--- Start Source data ---

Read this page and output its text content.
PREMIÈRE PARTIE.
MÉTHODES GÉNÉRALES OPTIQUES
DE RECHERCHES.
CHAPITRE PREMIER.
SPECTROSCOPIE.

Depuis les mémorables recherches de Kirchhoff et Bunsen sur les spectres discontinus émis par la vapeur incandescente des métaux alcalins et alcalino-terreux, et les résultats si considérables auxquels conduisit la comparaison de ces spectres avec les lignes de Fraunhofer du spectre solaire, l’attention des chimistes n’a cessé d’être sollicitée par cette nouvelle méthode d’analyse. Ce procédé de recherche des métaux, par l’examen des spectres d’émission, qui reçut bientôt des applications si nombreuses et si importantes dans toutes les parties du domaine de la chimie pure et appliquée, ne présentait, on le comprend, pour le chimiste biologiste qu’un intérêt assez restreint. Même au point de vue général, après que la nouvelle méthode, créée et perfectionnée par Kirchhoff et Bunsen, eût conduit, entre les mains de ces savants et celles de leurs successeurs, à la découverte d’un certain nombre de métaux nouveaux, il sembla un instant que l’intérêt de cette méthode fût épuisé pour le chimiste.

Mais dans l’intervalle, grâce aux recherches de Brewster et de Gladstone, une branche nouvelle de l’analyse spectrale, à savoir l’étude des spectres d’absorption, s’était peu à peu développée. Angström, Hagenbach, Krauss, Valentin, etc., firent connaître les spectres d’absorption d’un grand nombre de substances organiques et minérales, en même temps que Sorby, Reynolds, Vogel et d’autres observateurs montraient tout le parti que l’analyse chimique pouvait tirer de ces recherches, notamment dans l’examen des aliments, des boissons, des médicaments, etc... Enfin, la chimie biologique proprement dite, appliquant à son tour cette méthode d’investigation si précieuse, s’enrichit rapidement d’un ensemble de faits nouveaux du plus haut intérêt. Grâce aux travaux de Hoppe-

--- End Source data ---

Quote every record above exactly.

Response to the exercise:
Read this page and output its text content.
PREMIÈRE PARTIE.
MÉTHODES GÉNÉRALES OPTIQUES
DE RECHERCHES.
CHAPITRE PREMIER.
SPECTROSCOPIE.

Depuis les mémorables recherches de Kirchhoff et Bunsen sur les spectres discontinus émis par la vapeur incandescente des métaux alcalins et alcalino-terreux, et les résultats si considérables auxquels conduisit la comparaison de ces spectres avec les lignes de Fraunhofer du spectre solaire, l’attention des chimistes n’a cessé d’être sollicitée par cette nouvelle méthode d’analyse. Ce procédé de recherche des métaux, par l’examen des spectres d’émission, qui reçut bientôt des applications si nombreuses et si importantes dans toutes les parties du domaine de la chimie pure et appliquée, ne présentait, on le comprend, pour le chimiste biologiste qu’un intérêt assez restreint. Même au point de vue général, après que la nouvelle méthode, créée et perfectionnée par Kirchhoff et Bunsen, eût conduit, entre les mains de ces savants et celles de leurs successeurs, à la découverte d’un certain nombre de métaux nouveaux, il sembla un instant que l’intérêt de cette méthode fût épuisé pour le chimiste.

Mais dans l’intervalle, grâce aux recherches de Brewster et de Gladstone, une branche nouvelle de l’analyse spectrale, à savoir l’étude des spectres d’absorption, s’était peu à peu développée. Angström, Hagenbach, Krauss, Valentin, etc., firent connaître les spectres d’absorption d’un grand nombre de substances organiques et minérales, en même temps que Sorby, Reynolds, Vogel et d’autres observateurs montraient tout le parti que l’analyse chimique pouvait tirer de ces recherches, notamment dans l’examen des aliments, des boissons, des médicaments, etc... Enfin, la chimie biologique proprement dite, appliquant à son tour cette méthode d’investigation si précieuse, s’enrichit rapidement d’un ensemble de faits nouveaux du plus haut intérêt. Grâce aux travaux de Hoppe-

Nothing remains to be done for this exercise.